▶ SHORT PROBLEM
Omit the images. Copy each entry word for word.

Dataset rows:
------
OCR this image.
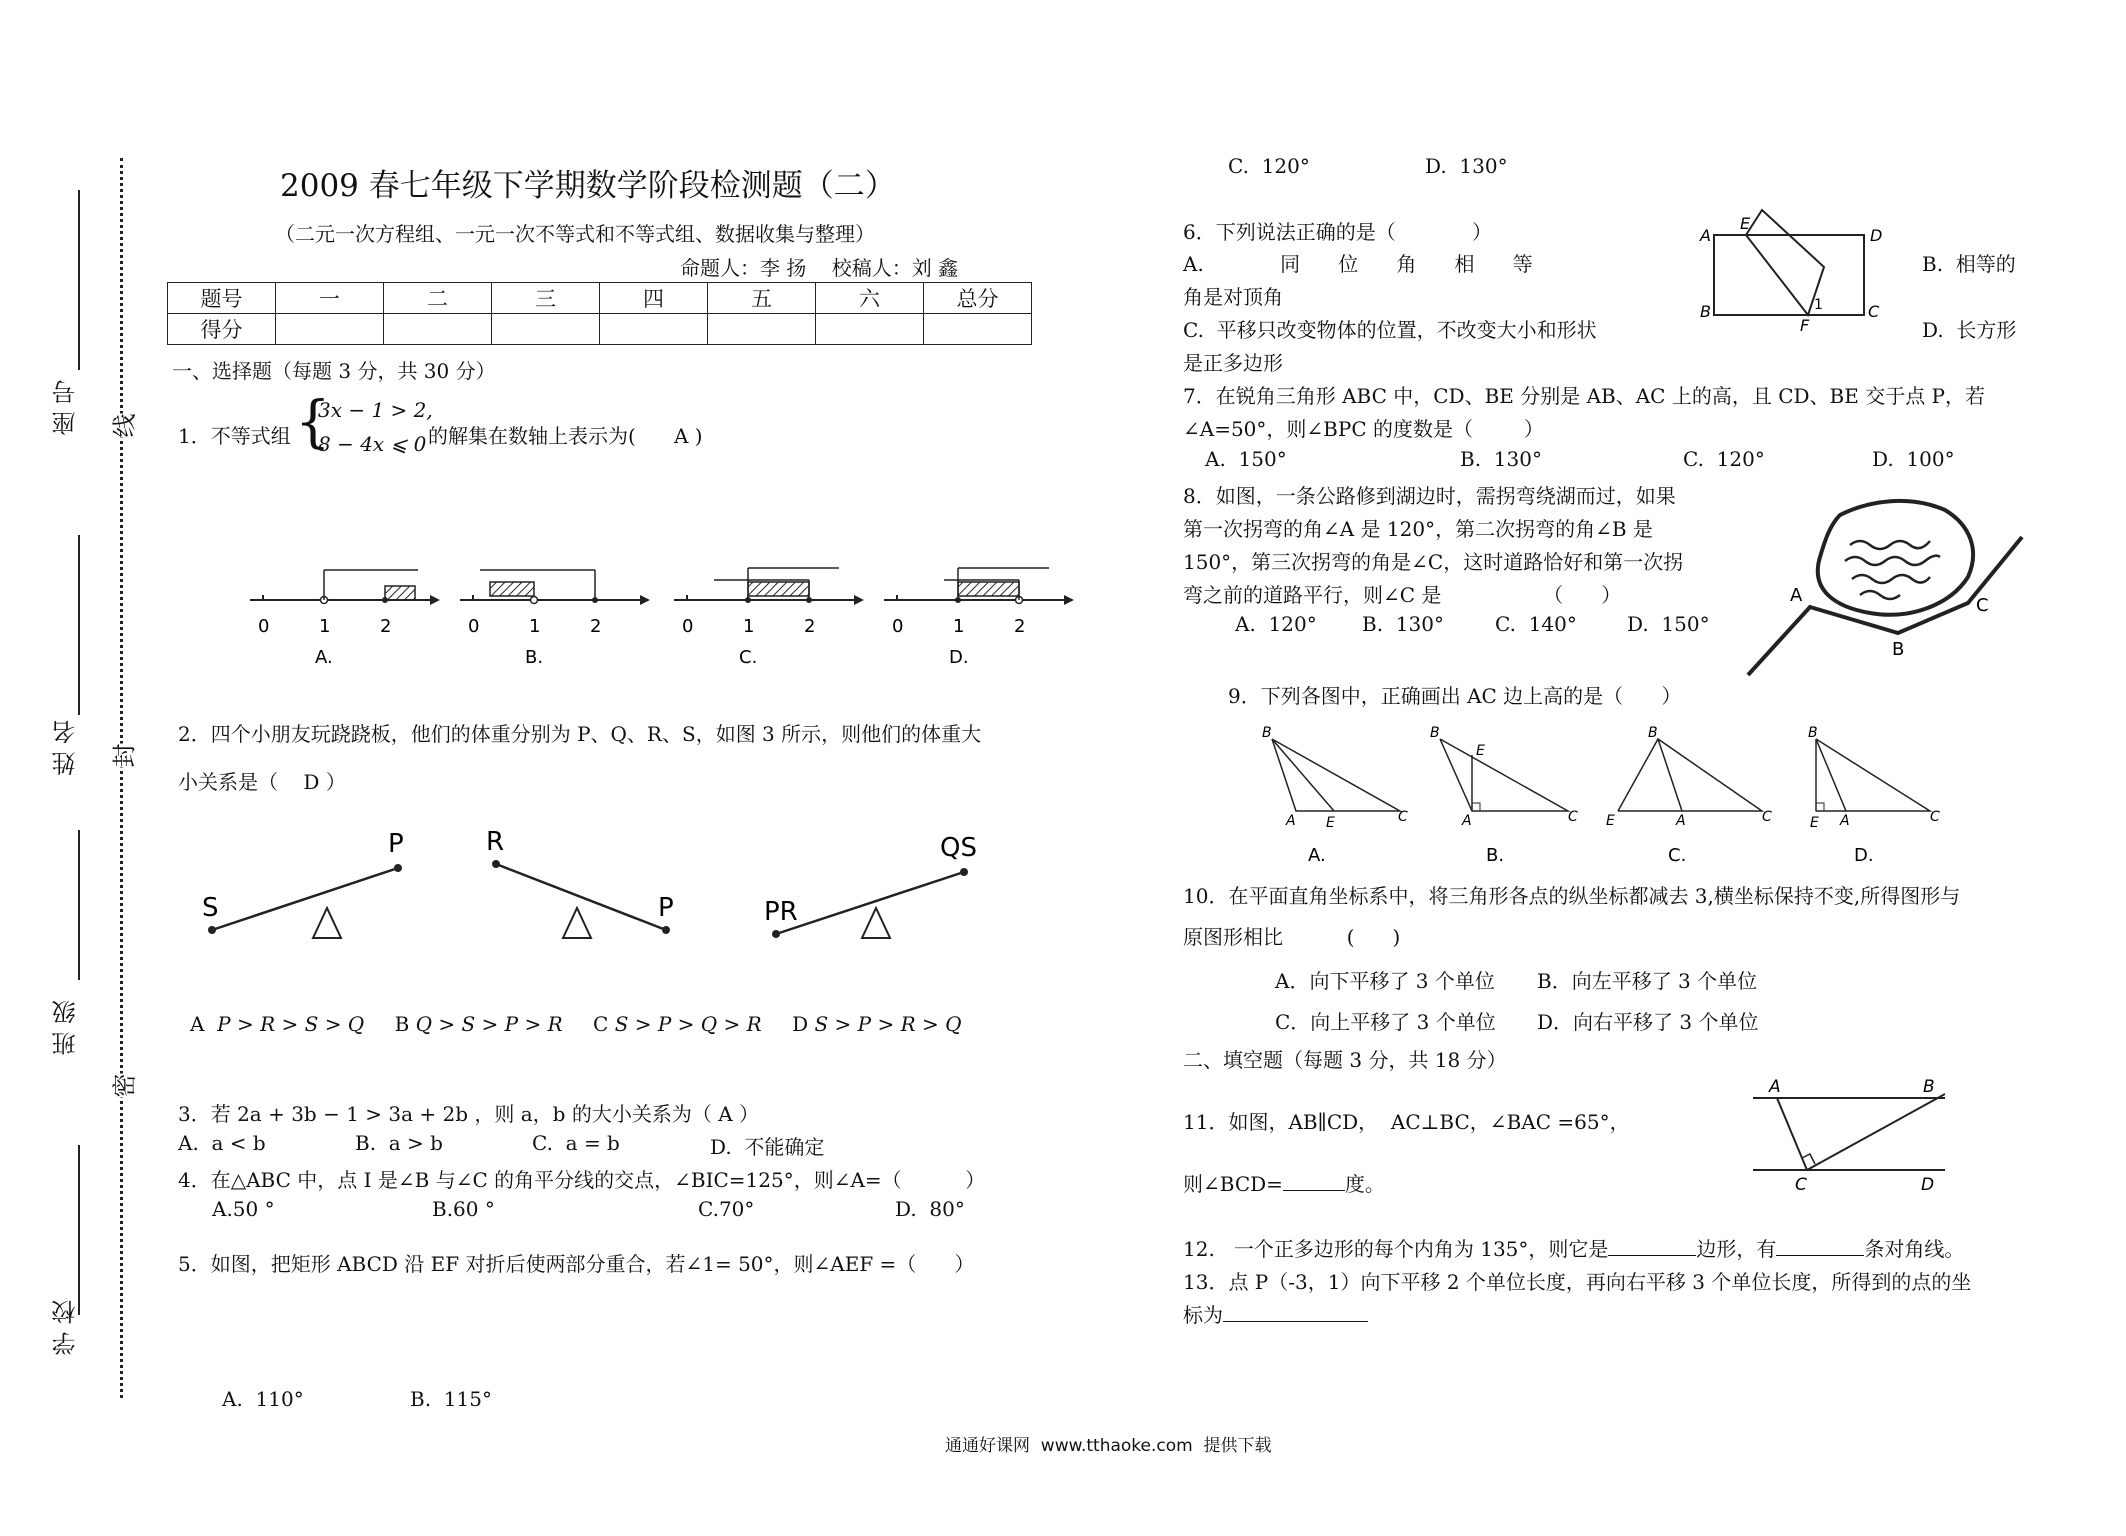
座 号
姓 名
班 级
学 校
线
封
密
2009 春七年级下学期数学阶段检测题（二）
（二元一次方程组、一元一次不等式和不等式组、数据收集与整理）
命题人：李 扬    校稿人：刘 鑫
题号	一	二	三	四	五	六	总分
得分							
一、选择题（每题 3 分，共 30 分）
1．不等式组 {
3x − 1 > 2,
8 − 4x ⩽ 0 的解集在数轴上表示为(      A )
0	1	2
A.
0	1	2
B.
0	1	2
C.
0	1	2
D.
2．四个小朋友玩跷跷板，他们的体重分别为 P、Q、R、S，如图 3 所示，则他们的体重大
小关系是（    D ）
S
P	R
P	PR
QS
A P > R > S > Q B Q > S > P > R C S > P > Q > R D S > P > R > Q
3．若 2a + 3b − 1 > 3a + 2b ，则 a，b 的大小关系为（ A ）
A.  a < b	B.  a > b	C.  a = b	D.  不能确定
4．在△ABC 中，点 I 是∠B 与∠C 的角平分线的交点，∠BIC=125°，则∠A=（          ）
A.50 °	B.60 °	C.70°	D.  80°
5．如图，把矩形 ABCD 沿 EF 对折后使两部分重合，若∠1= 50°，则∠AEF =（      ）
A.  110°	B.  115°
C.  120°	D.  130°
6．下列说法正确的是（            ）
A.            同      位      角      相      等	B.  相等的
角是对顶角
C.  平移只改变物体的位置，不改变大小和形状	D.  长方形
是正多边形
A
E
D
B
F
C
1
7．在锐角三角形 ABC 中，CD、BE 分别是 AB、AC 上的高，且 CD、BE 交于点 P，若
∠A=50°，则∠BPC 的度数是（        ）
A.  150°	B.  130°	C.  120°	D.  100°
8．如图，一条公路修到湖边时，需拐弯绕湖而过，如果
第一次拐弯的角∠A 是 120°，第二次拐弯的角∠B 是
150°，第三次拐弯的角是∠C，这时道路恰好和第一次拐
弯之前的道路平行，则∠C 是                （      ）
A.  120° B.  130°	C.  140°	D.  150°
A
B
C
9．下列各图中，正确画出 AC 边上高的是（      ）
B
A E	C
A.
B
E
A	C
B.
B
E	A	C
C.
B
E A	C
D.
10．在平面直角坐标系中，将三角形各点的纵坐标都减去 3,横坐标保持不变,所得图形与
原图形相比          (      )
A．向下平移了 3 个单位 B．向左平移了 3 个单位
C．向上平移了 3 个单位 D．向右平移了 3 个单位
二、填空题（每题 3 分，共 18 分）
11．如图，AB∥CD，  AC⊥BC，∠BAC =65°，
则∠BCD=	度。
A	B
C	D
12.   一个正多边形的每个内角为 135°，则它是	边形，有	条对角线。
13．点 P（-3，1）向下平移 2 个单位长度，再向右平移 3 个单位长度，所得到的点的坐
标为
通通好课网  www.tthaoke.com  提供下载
------
▶ ANSWER FOR THIS EXERCISE
OCR this image.
座 号
姓 名
班 级
学 校
线
封
密
2009 春七年级下学期数学阶段检测题（二）
（二元一次方程组、一元一次不等式和不等式组、数据收集与整理）
命题人：李 扬    校稿人：刘 鑫
题号	一	二	三	四	五	六	总分
得分							
一、选择题（每题 3 分，共 30 分）
1．不等式组 {
3x − 1 > 2,
8 − 4x ⩽ 0 的解集在数轴上表示为(      A )
0	1	2
A.
0	1	2
B.
0	1	2
C.
0	1	2
D.
2．四个小朋友玩跷跷板，他们的体重分别为 P、Q、R、S，如图 3 所示，则他们的体重大
小关系是（    D ）
S
P	R
P	PR
QS
A P > R > S > Q B Q > S > P > R C S > P > Q > R D S > P > R > Q
3．若 2a + 3b − 1 > 3a + 2b ，则 a，b 的大小关系为（ A ）
A.  a < b	B.  a > b	C.  a = b	D.  不能确定
4．在△ABC 中，点 I 是∠B 与∠C 的角平分线的交点，∠BIC=125°，则∠A=（          ）
A.50 °	B.60 °	C.70°	D.  80°
5．如图，把矩形 ABCD 沿 EF 对折后使两部分重合，若∠1= 50°，则∠AEF =（      ）
A.  110°	B.  115°
C.  120°	D.  130°
6．下列说法正确的是（            ）
A.            同      位      角      相      等	B.  相等的
角是对顶角
C.  平移只改变物体的位置，不改变大小和形状	D.  长方形
是正多边形
A
E
D
B
F
C
1
7．在锐角三角形 ABC 中，CD、BE 分别是 AB、AC 上的高，且 CD、BE 交于点 P，若
∠A=50°，则∠BPC 的度数是（        ）
A.  150°	B.  130°	C.  120°	D.  100°
8．如图，一条公路修到湖边时，需拐弯绕湖而过，如果
第一次拐弯的角∠A 是 120°，第二次拐弯的角∠B 是
150°，第三次拐弯的角是∠C，这时道路恰好和第一次拐
弯之前的道路平行，则∠C 是                （      ）
A.  120° B.  130°	C.  140°	D.  150°
A
B
C
9．下列各图中，正确画出 AC 边上高的是（      ）
B
A E	C
A.
B
E
A	C
B.
B
E	A	C
C.
B
E A	C
D.
10．在平面直角坐标系中，将三角形各点的纵坐标都减去 3,横坐标保持不变,所得图形与
原图形相比          (      )
A．向下平移了 3 个单位 B．向左平移了 3 个单位
C．向上平移了 3 个单位 D．向右平移了 3 个单位
二、填空题（每题 3 分，共 18 分）
11．如图，AB∥CD，  AC⊥BC，∠BAC =65°，
则∠BCD=	度。
A	B
C	D
12.   一个正多边形的每个内角为 135°，则它是	边形，有	条对角线。
13．点 P（-3，1）向下平移 2 个单位长度，再向右平移 3 个单位长度，所得到的点的坐
标为
通通好课网  www.tthaoke.com  提供下载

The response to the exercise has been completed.